● Verilen Metin
------------------------------

Antalya'nın Finike İlçesi'ne bağlı Alacadağ Köyü sınırlarındaki Kızılcık Yaylası'nda sedir ağaçlarından oluşan ormanlık alandaki taş ocaklarının, izin verilen alanların dışında da faaliyet gösterdiği, ayrıca artıklarının (pasa-moloz) dere yataklarına döküldüğü ortaya çıktı.
Dünya mirası olarak kabul edilen ve koruma altında olduğu için bir tek dalını kırana dahi hapis cezası verilen sedir ağaçlarının yok olmasına yol açan bölgedeki taş ocaklarının, doğa katliamının yanı sıra dere yataklarını doldurarak muhtemel bir selde, yörede can ve mal kayıplarının da sorumlusu olacağı belirtildi.
Yöre halkının şikayeti üzerine Devlet Su İşleri (DSİ) 13'üncü Bölge Müdürlüğü ekiplerince, Adalya Mermer adlı firmanın ocak sahasının yanından geçen Aşağıköy Deresi yatağına pasa malzemesi (Mermer ocağından çıkan artıklar, moloz) depolayarak dere yatağının bazı kısımlarını tamamen doldurduğu, bazı kısımlarını ise daralttığı belirlendi.

------------------------------

● İstenenler
(A) Taş ocakları metninden "Dünya mirası olarak" sözcüklerini içeren ifadeyle açılıp "sorumlusu olacağı belirtildi." ile kapanan bölümü hiç değiştirmeden yazın.
(B) Şu ifadelerin taş ocakları metniyle uyuşup uyuşmadığını evet ya da hayır diye belirtin ve her birinde karara esas olan sözcükleri metinden aynen alıntılayın: (i) Kızılcık Yaylası, Antalya'nın Kaş İlçesi'ne bağlıdır. (ii) DSİ ekipleri incelemeyi yöre halkının şikayeti üzerine yaptı. (iii) Sedir ağacının dalını kırana yalnızca para cezası verilir.

● Eldeki Veriler

------------------------------

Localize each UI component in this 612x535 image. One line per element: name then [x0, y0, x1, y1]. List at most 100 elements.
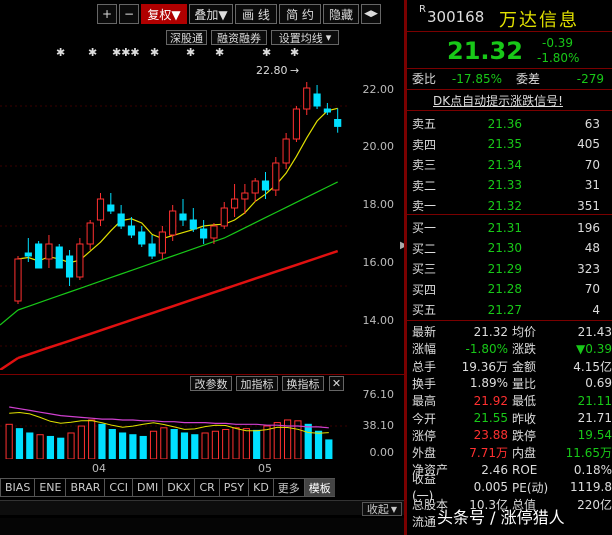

------------------------------

● Son Cevaplar
(A)
Dünya mirası olarak kabul edilen ve koruma altında olduğu için bir tek dalını kırana dahi hapis cezası verilen sedir ağaçlarının yok olmasına yol açan bölgedeki taş ocaklarının, doğa katliamının yanı sıra dere yataklarını doldurarak muhtemel bir selde, yörede can ve mal kayıplarının da sorumlusu olacağı belirtildi.

(B)
(i) Hayır: "Antalya'nın Finike İlçesi'ne bağlı Alacadağ Köyü sınırlarındaki Kızılcık Yaylası'nda"
(ii) Evet: "Yöre halkının şikayeti üzerine Devlet Su İşleri (DSİ) 13'üncü Bölge Müdürlüğü ekiplerince"
(iii) Hayır: "bir tek dalını kırana dahi hapis cezası verilen"